» **Goal**
Scan the lines below for the word "Difference". Copy each line you find it in.
------------------------------------------------------------------------
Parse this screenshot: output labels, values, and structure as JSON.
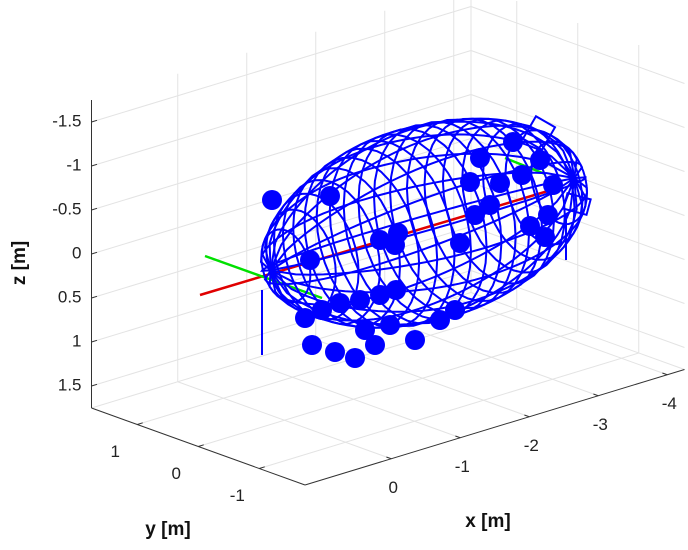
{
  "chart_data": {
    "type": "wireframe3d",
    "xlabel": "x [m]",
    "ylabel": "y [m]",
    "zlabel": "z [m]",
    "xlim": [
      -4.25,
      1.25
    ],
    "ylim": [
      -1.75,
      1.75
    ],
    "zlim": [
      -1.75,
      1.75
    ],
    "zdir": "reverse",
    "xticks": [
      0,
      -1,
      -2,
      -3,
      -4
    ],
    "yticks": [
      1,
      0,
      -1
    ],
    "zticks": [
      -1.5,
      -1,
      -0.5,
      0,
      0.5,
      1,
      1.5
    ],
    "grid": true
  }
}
------------------------------------------------------------------------
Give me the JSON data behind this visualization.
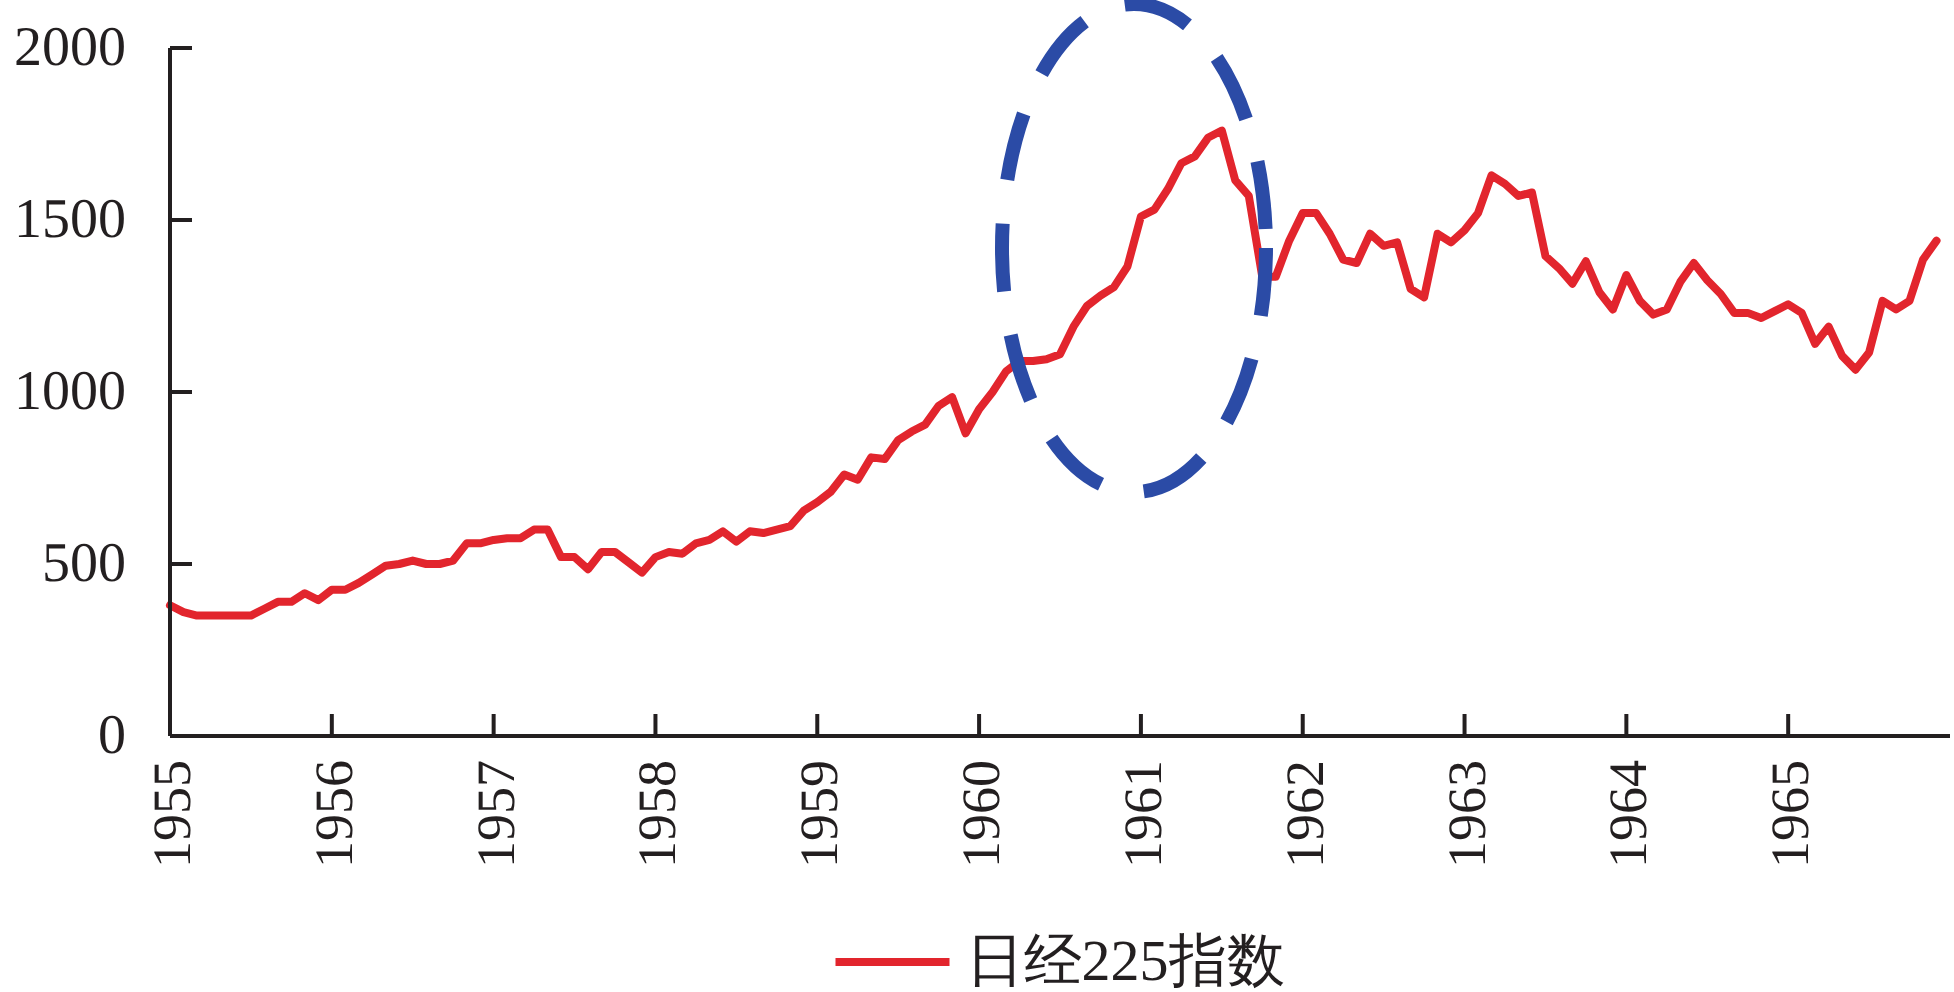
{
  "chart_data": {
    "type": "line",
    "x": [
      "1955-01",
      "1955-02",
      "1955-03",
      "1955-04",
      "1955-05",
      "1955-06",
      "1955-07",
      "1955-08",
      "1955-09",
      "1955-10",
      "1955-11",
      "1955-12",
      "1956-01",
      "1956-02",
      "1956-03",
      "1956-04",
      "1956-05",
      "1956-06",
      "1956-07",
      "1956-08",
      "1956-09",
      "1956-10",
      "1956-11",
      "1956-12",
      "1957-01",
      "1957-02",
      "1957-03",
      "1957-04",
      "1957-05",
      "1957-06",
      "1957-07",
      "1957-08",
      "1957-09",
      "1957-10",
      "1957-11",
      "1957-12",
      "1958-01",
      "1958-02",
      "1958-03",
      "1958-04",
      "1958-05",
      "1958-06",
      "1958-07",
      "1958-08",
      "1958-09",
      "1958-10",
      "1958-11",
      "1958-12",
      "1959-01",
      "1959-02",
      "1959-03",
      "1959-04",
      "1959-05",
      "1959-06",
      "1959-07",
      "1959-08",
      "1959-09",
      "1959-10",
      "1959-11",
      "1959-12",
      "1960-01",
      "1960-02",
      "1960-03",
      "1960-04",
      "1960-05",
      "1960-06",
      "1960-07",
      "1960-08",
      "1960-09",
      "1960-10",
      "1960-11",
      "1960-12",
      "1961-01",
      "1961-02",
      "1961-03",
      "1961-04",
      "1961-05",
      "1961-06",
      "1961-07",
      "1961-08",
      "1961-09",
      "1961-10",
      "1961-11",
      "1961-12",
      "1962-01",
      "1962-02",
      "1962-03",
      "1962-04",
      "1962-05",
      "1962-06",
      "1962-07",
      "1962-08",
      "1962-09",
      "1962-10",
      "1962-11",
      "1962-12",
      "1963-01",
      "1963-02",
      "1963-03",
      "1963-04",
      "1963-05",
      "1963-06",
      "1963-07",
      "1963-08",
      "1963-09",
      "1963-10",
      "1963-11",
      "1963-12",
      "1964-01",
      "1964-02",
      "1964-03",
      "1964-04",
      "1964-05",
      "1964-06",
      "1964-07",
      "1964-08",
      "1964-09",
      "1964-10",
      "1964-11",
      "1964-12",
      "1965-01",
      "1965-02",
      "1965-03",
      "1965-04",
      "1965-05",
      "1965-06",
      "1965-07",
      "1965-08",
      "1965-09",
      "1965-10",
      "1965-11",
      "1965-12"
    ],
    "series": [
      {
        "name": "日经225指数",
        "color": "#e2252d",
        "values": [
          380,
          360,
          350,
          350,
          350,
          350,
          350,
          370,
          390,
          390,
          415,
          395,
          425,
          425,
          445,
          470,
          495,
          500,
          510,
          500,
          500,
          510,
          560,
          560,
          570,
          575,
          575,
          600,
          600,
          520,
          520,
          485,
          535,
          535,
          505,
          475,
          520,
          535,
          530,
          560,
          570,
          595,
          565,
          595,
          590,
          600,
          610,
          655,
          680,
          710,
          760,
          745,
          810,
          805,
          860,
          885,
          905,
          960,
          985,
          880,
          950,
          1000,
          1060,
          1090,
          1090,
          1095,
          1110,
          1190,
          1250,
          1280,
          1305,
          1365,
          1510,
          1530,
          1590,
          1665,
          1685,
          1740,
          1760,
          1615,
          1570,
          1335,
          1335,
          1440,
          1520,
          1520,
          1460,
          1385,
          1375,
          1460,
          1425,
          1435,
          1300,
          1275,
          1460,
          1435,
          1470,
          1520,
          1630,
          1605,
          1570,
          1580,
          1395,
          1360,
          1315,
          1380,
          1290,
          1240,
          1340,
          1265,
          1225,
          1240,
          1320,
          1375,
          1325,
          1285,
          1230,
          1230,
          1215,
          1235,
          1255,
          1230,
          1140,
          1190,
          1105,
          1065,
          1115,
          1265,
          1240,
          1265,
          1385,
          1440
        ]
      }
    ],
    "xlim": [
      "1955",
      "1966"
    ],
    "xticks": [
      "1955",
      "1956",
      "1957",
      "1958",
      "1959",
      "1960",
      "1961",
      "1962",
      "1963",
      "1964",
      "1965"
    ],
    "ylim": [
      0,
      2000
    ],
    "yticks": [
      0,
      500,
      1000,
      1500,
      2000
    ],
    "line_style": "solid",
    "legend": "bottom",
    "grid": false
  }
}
------------------------------------------------------------------------
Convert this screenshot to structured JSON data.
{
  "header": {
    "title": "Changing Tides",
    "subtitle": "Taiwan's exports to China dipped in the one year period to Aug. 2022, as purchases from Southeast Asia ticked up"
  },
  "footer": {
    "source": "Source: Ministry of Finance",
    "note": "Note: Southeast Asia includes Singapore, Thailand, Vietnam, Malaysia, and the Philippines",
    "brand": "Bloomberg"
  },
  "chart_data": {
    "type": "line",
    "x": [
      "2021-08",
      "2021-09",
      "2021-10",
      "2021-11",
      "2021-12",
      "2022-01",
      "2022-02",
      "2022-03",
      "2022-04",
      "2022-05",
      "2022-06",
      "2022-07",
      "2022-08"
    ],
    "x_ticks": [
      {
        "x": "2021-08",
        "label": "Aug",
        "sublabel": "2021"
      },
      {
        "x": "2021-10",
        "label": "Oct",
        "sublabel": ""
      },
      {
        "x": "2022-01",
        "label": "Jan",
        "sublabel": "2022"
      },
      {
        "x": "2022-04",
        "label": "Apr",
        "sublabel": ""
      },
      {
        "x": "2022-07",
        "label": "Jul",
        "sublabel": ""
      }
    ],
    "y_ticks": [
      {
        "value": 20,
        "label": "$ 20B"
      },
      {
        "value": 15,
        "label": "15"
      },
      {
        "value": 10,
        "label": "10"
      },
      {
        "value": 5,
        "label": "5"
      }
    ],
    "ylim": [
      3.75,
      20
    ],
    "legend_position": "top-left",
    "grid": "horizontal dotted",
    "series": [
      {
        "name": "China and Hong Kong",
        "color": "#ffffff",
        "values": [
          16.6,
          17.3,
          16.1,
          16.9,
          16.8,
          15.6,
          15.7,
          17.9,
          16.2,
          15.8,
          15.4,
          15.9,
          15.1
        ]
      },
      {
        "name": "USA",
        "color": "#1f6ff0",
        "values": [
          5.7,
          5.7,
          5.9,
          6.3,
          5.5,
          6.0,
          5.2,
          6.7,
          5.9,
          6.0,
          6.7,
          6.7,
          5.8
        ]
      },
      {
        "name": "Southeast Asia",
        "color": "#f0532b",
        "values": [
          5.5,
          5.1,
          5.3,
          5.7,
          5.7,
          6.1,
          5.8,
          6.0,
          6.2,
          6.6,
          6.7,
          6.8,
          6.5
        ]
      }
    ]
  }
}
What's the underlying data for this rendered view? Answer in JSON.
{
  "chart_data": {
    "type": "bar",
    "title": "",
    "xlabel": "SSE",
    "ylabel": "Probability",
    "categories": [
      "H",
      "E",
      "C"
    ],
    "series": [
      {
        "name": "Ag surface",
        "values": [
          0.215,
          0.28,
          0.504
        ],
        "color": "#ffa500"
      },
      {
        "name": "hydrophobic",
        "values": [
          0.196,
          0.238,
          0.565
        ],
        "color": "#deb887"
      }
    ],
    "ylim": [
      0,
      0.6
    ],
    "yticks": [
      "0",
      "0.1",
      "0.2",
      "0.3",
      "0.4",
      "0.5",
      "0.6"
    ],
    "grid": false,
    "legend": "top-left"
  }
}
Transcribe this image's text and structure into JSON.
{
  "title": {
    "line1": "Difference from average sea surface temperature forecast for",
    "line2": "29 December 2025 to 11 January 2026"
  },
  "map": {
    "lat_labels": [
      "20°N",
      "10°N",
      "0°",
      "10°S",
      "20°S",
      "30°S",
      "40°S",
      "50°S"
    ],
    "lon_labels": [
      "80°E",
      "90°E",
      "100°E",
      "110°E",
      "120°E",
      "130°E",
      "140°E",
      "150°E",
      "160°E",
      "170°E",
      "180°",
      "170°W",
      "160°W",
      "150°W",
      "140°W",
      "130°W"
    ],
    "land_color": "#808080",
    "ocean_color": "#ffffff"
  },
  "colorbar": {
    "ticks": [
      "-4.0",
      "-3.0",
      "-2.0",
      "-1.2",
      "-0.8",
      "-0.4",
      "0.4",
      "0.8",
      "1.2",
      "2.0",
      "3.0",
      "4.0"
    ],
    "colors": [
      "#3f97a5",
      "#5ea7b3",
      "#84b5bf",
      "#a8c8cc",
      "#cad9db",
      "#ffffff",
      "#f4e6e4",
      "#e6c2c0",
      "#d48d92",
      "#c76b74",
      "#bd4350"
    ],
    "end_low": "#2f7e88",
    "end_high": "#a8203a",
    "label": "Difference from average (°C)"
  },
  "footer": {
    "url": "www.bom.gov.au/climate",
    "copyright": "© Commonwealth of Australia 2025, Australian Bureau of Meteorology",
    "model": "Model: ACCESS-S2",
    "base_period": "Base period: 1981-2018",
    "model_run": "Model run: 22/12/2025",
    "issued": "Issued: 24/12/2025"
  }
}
------------------------------------------------------------------------
» **Solved problem**
    "line1": "Difference from average sea surface temperature forecast for",
    "label": "Difference from average (°C)"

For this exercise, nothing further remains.